■ **Exercise instructions**:
Extract every line that contains the word "segment".

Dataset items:
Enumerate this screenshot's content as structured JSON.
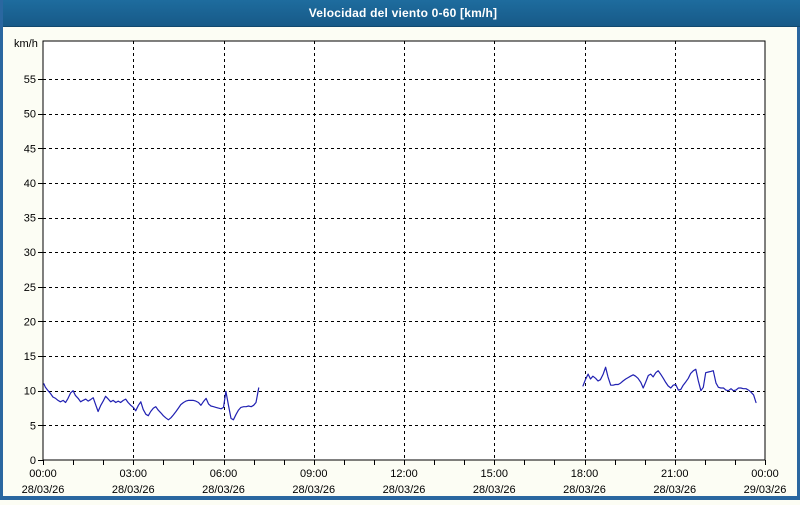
{
  "window": {
    "title": "Velocidad del viento 0-60 [km/h]",
    "title_bar_color": "#1a6190",
    "border_color": "#2a67a0"
  },
  "chart_data": {
    "type": "line",
    "title": "Velocidad del viento 0-60 [km/h]",
    "ylabel": "km/h",
    "ylim": [
      0,
      60.5
    ],
    "yticks": [
      0,
      5,
      10,
      15,
      20,
      25,
      30,
      35,
      40,
      45,
      50,
      55
    ],
    "x_unit": "hours_since_2026-03-28_00:00",
    "xlim_hours": [
      0,
      24
    ],
    "minor_xtick_every_hours": 1,
    "grid": "dashed-black-on-major-ticks",
    "legend": "none",
    "line_color": "#2121b2",
    "xticks": [
      {
        "hour": 0,
        "time": "00:00",
        "date": "28/03/26"
      },
      {
        "hour": 3,
        "time": "03:00",
        "date": "28/03/26"
      },
      {
        "hour": 6,
        "time": "06:00",
        "date": "28/03/26"
      },
      {
        "hour": 9,
        "time": "09:00",
        "date": "28/03/26"
      },
      {
        "hour": 12,
        "time": "12:00",
        "date": "28/03/26"
      },
      {
        "hour": 15,
        "time": "15:00",
        "date": "28/03/26"
      },
      {
        "hour": 18,
        "time": "18:00",
        "date": "28/03/26"
      },
      {
        "hour": 21,
        "time": "21:00",
        "date": "28/03/26"
      },
      {
        "hour": 24,
        "time": "00:00",
        "date": "29/03/26"
      }
    ],
    "series": [
      {
        "name": "wind-speed-morning-segment",
        "points": [
          [
            0.03,
            11.0
          ],
          [
            0.08,
            10.5
          ],
          [
            0.17,
            10.0
          ],
          [
            0.25,
            9.6
          ],
          [
            0.33,
            9.1
          ],
          [
            0.42,
            8.9
          ],
          [
            0.5,
            8.6
          ],
          [
            0.58,
            8.4
          ],
          [
            0.67,
            8.6
          ],
          [
            0.75,
            8.3
          ],
          [
            0.83,
            8.9
          ],
          [
            0.92,
            9.7
          ],
          [
            1.0,
            10.0
          ],
          [
            1.08,
            9.3
          ],
          [
            1.17,
            8.9
          ],
          [
            1.25,
            8.4
          ],
          [
            1.33,
            8.6
          ],
          [
            1.42,
            8.8
          ],
          [
            1.5,
            8.5
          ],
          [
            1.58,
            8.7
          ],
          [
            1.67,
            9.0
          ],
          [
            1.75,
            8.0
          ],
          [
            1.83,
            7.0
          ],
          [
            1.92,
            7.9
          ],
          [
            2.0,
            8.5
          ],
          [
            2.08,
            9.2
          ],
          [
            2.17,
            8.8
          ],
          [
            2.25,
            8.4
          ],
          [
            2.33,
            8.6
          ],
          [
            2.42,
            8.3
          ],
          [
            2.5,
            8.5
          ],
          [
            2.58,
            8.3
          ],
          [
            2.67,
            8.6
          ],
          [
            2.75,
            8.8
          ],
          [
            2.83,
            8.3
          ],
          [
            2.92,
            7.9
          ],
          [
            3.0,
            7.6
          ],
          [
            3.08,
            7.1
          ],
          [
            3.17,
            7.9
          ],
          [
            3.25,
            8.4
          ],
          [
            3.33,
            7.3
          ],
          [
            3.42,
            6.6
          ],
          [
            3.5,
            6.4
          ],
          [
            3.58,
            7.0
          ],
          [
            3.67,
            7.5
          ],
          [
            3.75,
            7.7
          ],
          [
            3.83,
            7.2
          ],
          [
            3.92,
            6.8
          ],
          [
            4.0,
            6.4
          ],
          [
            4.08,
            6.1
          ],
          [
            4.17,
            5.8
          ],
          [
            4.25,
            6.1
          ],
          [
            4.33,
            6.5
          ],
          [
            4.42,
            7.0
          ],
          [
            4.5,
            7.5
          ],
          [
            4.58,
            8.0
          ],
          [
            4.67,
            8.3
          ],
          [
            4.75,
            8.5
          ],
          [
            4.83,
            8.6
          ],
          [
            4.92,
            8.6
          ],
          [
            5.0,
            8.6
          ],
          [
            5.08,
            8.5
          ],
          [
            5.17,
            8.3
          ],
          [
            5.25,
            7.9
          ],
          [
            5.33,
            8.4
          ],
          [
            5.42,
            8.9
          ],
          [
            5.5,
            8.1
          ],
          [
            5.58,
            7.8
          ],
          [
            5.67,
            7.7
          ],
          [
            5.75,
            7.6
          ],
          [
            5.83,
            7.5
          ],
          [
            5.92,
            7.4
          ],
          [
            6.0,
            7.6
          ],
          [
            6.08,
            9.9
          ],
          [
            6.17,
            7.8
          ],
          [
            6.25,
            6.0
          ],
          [
            6.33,
            5.8
          ],
          [
            6.42,
            6.6
          ],
          [
            6.5,
            7.2
          ],
          [
            6.58,
            7.6
          ],
          [
            6.67,
            7.7
          ],
          [
            6.75,
            7.7
          ],
          [
            6.83,
            7.8
          ],
          [
            6.92,
            7.7
          ],
          [
            7.0,
            7.9
          ],
          [
            7.08,
            8.3
          ],
          [
            7.17,
            10.4
          ]
        ]
      },
      {
        "name": "wind-speed-evening-segment",
        "points": [
          [
            17.95,
            10.7
          ],
          [
            18.03,
            11.6
          ],
          [
            18.12,
            12.4
          ],
          [
            18.2,
            11.7
          ],
          [
            18.28,
            12.1
          ],
          [
            18.37,
            11.8
          ],
          [
            18.45,
            11.4
          ],
          [
            18.53,
            11.6
          ],
          [
            18.62,
            12.4
          ],
          [
            18.7,
            13.4
          ],
          [
            18.78,
            12.0
          ],
          [
            18.87,
            10.8
          ],
          [
            18.95,
            10.8
          ],
          [
            19.03,
            10.9
          ],
          [
            19.12,
            10.9
          ],
          [
            19.2,
            11.1
          ],
          [
            19.28,
            11.4
          ],
          [
            19.37,
            11.7
          ],
          [
            19.45,
            11.9
          ],
          [
            19.53,
            12.1
          ],
          [
            19.62,
            12.3
          ],
          [
            19.7,
            12.1
          ],
          [
            19.78,
            11.8
          ],
          [
            19.87,
            11.2
          ],
          [
            19.95,
            10.4
          ],
          [
            20.03,
            11.2
          ],
          [
            20.12,
            12.2
          ],
          [
            20.2,
            12.4
          ],
          [
            20.28,
            12.0
          ],
          [
            20.37,
            12.6
          ],
          [
            20.45,
            12.9
          ],
          [
            20.53,
            12.4
          ],
          [
            20.62,
            11.8
          ],
          [
            20.7,
            11.2
          ],
          [
            20.78,
            10.7
          ],
          [
            20.87,
            10.4
          ],
          [
            20.95,
            10.8
          ],
          [
            21.03,
            10.9
          ],
          [
            21.12,
            10.1
          ],
          [
            21.2,
            10.2
          ],
          [
            21.28,
            10.8
          ],
          [
            21.37,
            11.3
          ],
          [
            21.45,
            11.8
          ],
          [
            21.53,
            12.5
          ],
          [
            21.62,
            12.9
          ],
          [
            21.7,
            13.1
          ],
          [
            21.78,
            11.5
          ],
          [
            21.87,
            10.0
          ],
          [
            21.95,
            10.5
          ],
          [
            22.03,
            12.6
          ],
          [
            22.12,
            12.7
          ],
          [
            22.2,
            12.8
          ],
          [
            22.28,
            12.9
          ],
          [
            22.37,
            11.1
          ],
          [
            22.45,
            10.5
          ],
          [
            22.53,
            10.4
          ],
          [
            22.62,
            10.4
          ],
          [
            22.7,
            10.1
          ],
          [
            22.78,
            10.0
          ],
          [
            22.87,
            10.3
          ],
          [
            22.95,
            10.0
          ],
          [
            23.03,
            10.1
          ],
          [
            23.12,
            10.4
          ],
          [
            23.2,
            10.4
          ],
          [
            23.28,
            10.3
          ],
          [
            23.37,
            10.3
          ],
          [
            23.45,
            10.1
          ],
          [
            23.53,
            9.8
          ],
          [
            23.62,
            9.4
          ],
          [
            23.7,
            8.3
          ]
        ]
      }
    ]
  }
}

■ **Completed exercise**:
        "name": "wind-speed-morning-segment",
        "name": "wind-speed-evening-segment",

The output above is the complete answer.